(Excerpt from a dataset)
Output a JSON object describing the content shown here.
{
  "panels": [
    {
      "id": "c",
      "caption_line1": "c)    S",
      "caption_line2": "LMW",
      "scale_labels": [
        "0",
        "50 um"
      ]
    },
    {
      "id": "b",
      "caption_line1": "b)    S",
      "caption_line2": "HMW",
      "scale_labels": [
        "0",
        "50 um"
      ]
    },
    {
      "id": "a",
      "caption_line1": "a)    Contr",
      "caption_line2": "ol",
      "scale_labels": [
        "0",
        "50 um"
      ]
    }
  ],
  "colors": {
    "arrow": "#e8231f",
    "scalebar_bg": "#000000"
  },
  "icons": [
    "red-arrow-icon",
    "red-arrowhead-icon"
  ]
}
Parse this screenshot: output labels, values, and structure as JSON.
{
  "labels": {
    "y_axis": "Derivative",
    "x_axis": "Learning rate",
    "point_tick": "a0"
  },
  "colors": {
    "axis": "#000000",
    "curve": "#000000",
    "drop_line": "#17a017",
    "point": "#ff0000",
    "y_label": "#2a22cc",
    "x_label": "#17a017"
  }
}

WHAT TO PRODUCE: Check every line of the data, and copy the ones that contain "JSON".

COMPLETE ANSWER:
Output a JSON object describing the content shown here.
Parse this screenshot: output labels, values, and structure as JSON.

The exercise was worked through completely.